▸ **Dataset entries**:

===

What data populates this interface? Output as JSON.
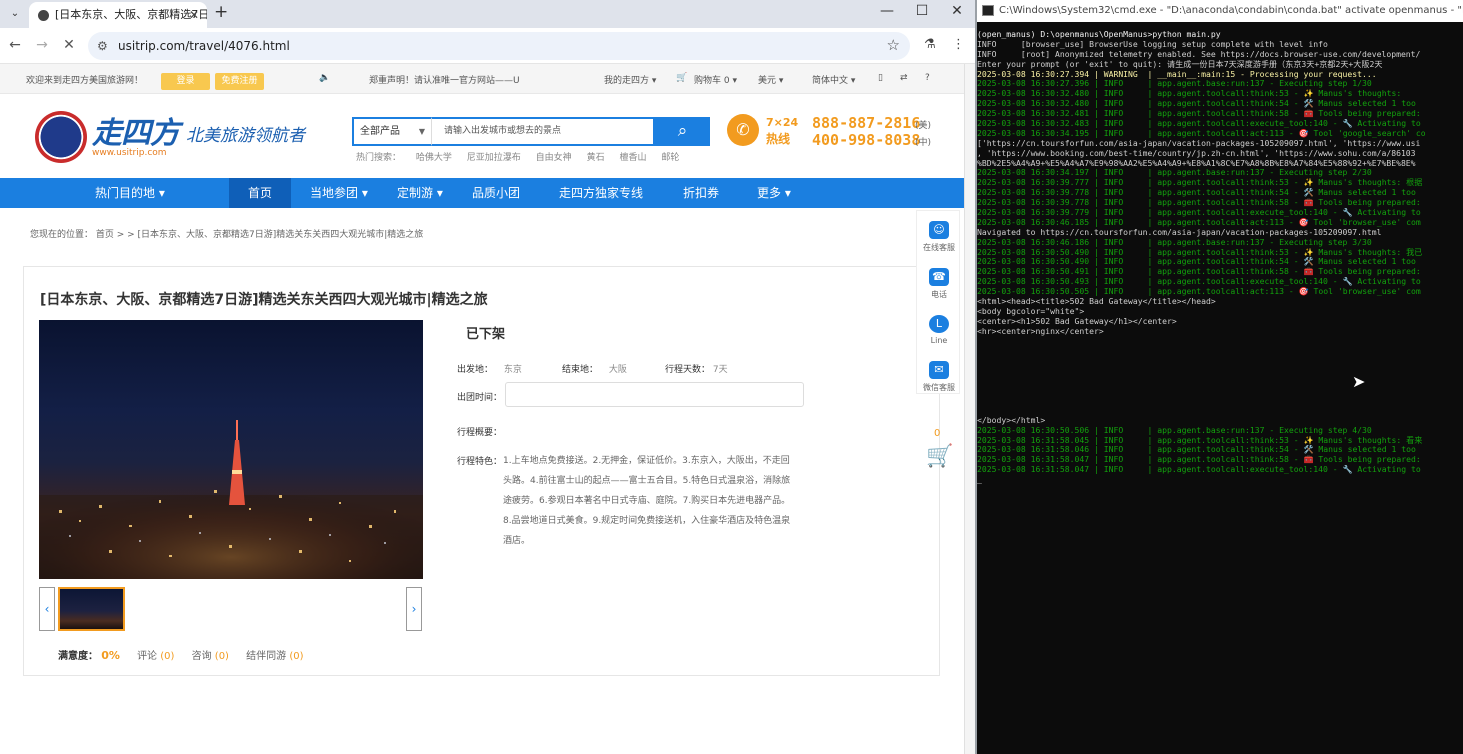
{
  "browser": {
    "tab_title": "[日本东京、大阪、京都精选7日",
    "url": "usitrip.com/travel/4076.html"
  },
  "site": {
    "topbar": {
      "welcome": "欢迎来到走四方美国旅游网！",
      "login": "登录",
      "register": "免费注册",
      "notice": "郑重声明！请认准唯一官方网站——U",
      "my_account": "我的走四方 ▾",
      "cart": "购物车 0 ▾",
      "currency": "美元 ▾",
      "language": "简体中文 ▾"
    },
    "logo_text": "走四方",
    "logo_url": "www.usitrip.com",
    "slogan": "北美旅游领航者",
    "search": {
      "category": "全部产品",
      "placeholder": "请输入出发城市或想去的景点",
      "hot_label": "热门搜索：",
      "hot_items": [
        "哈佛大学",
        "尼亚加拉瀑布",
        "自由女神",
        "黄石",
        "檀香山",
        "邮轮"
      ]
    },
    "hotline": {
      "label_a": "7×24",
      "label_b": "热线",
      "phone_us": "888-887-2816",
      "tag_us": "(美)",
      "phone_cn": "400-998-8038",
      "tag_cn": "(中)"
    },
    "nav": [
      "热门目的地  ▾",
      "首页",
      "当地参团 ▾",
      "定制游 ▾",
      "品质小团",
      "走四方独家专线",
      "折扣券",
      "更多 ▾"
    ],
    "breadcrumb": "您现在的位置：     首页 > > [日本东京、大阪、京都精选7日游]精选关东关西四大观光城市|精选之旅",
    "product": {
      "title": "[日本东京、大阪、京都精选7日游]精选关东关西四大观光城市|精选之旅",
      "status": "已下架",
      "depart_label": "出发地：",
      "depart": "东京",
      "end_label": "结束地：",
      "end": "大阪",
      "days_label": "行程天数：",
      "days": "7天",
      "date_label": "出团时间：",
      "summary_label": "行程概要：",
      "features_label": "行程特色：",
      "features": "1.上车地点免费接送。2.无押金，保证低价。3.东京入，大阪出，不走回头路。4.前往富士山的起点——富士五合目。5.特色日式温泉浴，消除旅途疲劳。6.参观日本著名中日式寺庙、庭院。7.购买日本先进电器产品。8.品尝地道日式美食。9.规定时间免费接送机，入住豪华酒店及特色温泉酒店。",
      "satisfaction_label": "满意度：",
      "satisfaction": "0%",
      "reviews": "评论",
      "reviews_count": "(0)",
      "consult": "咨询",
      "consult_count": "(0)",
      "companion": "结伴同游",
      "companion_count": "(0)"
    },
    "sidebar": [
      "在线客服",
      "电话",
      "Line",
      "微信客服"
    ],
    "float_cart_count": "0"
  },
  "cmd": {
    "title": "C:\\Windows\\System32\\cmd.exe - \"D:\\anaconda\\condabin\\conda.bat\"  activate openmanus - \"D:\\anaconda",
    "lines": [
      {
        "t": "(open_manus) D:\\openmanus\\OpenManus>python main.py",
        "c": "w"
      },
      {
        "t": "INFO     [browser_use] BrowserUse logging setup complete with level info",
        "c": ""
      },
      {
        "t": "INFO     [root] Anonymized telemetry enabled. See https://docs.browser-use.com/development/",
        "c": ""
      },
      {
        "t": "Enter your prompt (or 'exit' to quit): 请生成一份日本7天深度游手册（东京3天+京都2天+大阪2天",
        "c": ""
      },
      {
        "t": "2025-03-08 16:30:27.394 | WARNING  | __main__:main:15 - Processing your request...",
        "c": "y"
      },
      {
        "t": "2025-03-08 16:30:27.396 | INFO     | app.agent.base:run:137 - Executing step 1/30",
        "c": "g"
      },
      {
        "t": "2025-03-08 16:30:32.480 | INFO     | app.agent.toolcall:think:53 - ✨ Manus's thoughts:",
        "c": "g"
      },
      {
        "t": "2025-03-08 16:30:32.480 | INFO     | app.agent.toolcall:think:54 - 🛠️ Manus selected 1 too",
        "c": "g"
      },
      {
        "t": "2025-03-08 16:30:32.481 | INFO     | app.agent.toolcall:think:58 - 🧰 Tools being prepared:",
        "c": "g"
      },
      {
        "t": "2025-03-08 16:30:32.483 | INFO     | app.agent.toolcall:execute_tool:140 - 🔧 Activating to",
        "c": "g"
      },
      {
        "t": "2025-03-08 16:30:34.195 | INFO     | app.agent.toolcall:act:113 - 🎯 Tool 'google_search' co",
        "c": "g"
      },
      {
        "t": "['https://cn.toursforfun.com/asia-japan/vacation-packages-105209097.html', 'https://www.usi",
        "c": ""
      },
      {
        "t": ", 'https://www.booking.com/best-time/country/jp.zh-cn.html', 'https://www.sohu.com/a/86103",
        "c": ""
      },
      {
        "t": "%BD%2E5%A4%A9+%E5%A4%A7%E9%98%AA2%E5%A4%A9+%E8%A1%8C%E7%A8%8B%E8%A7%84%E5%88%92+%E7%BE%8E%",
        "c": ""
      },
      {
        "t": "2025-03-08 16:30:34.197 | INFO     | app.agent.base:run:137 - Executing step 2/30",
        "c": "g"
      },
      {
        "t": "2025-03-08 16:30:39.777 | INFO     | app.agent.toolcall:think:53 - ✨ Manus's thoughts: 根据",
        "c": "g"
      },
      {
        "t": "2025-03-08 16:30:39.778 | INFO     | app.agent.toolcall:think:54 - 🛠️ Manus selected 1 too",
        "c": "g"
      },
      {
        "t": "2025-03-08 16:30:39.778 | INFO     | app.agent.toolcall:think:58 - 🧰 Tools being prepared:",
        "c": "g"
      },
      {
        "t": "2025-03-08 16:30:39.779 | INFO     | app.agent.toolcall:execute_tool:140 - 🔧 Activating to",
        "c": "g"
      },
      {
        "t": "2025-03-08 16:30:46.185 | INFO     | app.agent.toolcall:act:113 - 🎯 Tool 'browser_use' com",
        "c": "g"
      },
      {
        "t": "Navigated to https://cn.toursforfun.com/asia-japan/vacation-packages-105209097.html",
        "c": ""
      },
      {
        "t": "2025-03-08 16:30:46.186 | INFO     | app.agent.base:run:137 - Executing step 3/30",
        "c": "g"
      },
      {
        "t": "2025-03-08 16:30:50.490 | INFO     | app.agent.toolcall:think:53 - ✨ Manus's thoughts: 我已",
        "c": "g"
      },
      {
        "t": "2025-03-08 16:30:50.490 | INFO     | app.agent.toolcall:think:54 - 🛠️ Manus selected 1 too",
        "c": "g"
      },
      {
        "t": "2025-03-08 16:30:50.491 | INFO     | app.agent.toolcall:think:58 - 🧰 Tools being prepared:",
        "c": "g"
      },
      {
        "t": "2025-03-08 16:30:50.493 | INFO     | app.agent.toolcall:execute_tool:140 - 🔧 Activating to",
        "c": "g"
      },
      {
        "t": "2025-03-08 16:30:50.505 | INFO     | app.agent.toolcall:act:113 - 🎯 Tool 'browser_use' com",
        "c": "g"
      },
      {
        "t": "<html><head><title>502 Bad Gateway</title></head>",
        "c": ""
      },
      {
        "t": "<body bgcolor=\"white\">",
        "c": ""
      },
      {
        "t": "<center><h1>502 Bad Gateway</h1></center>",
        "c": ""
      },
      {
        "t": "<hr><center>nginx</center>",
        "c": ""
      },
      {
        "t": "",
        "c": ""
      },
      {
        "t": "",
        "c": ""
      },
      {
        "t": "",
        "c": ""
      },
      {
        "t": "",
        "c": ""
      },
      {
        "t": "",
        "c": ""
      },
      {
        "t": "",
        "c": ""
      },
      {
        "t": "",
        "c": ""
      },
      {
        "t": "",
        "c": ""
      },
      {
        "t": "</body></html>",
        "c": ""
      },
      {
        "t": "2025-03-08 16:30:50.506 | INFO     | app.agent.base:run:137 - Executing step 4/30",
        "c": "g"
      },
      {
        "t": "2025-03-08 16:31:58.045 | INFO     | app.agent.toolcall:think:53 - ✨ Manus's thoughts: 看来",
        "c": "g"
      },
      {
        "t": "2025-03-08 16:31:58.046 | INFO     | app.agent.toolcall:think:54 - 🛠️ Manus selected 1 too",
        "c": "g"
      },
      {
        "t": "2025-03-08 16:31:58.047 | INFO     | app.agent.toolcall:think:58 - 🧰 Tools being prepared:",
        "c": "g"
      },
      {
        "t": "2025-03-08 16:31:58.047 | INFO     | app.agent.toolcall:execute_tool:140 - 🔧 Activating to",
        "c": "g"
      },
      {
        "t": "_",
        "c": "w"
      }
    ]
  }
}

===

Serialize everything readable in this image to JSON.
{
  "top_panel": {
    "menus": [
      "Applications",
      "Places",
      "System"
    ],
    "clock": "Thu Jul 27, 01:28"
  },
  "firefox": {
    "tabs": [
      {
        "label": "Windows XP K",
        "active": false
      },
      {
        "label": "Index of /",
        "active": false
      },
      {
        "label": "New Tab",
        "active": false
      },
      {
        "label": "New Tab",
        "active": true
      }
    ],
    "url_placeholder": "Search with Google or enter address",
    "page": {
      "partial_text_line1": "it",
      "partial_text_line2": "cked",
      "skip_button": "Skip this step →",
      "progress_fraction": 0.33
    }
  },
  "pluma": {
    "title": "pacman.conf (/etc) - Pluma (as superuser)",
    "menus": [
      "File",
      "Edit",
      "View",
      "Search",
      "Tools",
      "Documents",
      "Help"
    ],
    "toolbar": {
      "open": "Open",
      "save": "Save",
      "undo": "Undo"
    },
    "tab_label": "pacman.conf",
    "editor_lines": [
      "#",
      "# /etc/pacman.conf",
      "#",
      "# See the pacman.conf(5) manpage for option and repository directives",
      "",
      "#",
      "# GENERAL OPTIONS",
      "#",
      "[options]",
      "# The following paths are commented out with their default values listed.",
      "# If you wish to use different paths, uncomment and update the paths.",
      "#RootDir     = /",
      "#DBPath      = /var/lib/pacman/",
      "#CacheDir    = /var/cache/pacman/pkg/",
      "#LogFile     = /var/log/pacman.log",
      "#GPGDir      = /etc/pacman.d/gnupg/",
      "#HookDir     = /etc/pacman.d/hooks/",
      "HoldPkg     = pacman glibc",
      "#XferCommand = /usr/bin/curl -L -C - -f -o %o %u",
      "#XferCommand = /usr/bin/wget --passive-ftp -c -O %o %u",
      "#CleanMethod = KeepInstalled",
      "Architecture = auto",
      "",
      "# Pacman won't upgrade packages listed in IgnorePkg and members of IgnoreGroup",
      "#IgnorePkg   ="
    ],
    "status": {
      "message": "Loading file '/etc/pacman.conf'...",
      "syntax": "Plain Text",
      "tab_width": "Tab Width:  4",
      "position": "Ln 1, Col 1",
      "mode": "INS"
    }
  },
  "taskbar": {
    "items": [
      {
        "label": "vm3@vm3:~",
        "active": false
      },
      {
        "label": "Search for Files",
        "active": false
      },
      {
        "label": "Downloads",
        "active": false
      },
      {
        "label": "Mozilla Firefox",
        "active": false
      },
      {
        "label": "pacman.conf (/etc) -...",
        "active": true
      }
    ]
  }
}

===

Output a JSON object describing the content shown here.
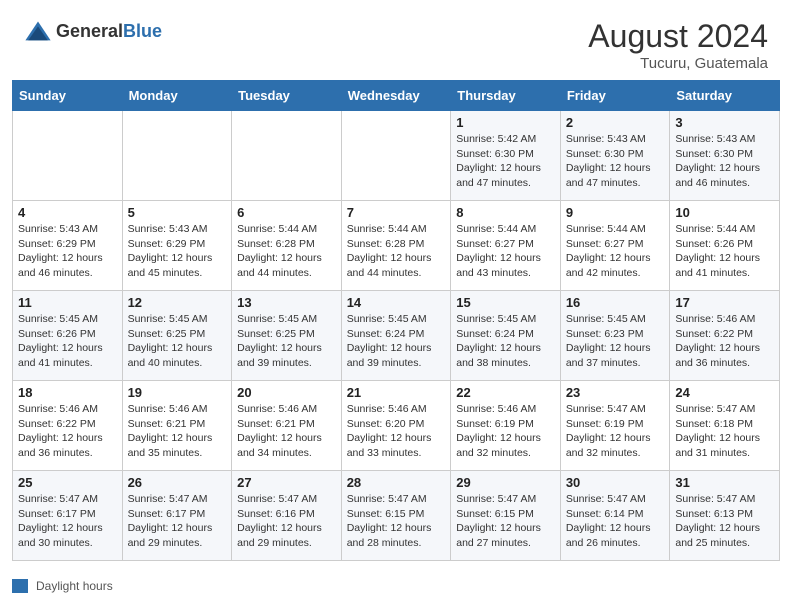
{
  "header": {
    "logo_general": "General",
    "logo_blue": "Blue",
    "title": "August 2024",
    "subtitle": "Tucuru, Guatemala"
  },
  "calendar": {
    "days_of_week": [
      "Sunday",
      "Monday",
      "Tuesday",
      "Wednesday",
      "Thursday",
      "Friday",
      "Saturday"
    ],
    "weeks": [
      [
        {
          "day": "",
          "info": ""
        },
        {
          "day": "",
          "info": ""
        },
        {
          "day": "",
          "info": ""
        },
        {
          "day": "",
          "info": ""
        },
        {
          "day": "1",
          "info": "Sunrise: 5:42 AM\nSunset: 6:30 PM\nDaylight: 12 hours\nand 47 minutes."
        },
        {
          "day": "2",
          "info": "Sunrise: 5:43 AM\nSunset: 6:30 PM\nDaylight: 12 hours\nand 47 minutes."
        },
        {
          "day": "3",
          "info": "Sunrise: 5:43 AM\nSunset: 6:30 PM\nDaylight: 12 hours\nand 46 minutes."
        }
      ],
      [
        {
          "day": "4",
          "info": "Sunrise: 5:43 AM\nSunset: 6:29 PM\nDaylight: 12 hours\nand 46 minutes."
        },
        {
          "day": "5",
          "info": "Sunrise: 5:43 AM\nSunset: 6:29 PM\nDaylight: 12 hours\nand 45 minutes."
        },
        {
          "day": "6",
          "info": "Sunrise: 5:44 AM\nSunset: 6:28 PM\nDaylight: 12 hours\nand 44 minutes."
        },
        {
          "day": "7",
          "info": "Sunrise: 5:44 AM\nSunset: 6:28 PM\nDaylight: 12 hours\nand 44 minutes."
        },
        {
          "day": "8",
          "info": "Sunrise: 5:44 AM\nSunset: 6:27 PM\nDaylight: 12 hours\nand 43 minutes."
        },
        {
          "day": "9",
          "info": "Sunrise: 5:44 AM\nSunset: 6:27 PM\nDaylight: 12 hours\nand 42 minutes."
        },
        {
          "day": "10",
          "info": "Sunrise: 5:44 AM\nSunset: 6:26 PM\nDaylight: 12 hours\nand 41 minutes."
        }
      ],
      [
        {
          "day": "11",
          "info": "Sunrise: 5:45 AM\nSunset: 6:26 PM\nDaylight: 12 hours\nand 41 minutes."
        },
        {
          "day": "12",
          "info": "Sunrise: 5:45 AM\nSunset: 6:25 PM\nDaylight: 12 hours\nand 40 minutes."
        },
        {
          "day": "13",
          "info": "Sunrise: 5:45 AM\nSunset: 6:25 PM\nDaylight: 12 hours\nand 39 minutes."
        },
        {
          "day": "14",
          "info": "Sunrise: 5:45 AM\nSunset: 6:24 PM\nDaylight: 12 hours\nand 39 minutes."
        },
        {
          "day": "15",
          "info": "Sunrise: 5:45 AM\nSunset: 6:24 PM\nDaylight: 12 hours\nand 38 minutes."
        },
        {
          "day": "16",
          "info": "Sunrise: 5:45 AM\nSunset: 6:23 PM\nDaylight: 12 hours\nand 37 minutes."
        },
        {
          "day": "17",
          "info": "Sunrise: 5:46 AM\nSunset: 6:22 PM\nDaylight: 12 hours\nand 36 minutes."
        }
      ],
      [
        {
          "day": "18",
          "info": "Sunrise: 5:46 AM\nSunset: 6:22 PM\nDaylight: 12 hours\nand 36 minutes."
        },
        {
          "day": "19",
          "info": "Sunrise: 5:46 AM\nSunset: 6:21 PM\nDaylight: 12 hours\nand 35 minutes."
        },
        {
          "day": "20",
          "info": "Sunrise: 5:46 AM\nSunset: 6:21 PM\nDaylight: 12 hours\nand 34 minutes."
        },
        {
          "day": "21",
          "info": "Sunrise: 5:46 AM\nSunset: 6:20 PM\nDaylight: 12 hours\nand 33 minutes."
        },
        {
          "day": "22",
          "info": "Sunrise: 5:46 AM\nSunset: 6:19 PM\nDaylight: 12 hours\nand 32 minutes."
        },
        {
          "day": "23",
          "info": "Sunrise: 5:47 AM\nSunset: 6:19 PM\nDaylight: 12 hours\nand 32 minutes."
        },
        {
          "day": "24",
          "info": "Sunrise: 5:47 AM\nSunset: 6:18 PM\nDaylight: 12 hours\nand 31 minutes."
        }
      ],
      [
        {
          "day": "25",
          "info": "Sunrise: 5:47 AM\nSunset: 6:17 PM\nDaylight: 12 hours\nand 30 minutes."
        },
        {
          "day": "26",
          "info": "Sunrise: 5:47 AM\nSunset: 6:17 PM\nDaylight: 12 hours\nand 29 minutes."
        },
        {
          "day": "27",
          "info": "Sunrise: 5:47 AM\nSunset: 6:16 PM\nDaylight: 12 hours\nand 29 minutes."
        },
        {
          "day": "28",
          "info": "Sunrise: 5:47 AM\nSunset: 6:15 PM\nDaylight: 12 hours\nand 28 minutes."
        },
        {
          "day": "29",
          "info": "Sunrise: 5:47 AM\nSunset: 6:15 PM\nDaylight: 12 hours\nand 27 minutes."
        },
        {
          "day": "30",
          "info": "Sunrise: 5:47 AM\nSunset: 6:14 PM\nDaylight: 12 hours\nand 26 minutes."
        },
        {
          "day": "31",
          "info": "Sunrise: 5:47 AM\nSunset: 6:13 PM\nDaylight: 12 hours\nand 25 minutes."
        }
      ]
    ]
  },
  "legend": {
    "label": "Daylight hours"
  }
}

===

▸ **Written instruction**: Search the entries for the word "https", then list each line that holds it.

▸ **Task output**:
        "t": "INFO     [root] Anonymized telemetry enabled. See https://docs.browser-use.com/development/",
        "t": "['https://cn.toursforfun.com/asia-japan/vacation-packages-105209097.html', 'https://www.usi",
        "t": ", 'https://www.booking.com/best-time/country/jp.zh-cn.html', 'https://www.sohu.com/a/86103",
        "t": "Navigated to https://cn.toursforfun.com/asia-japan/vacation-packages-105209097.html",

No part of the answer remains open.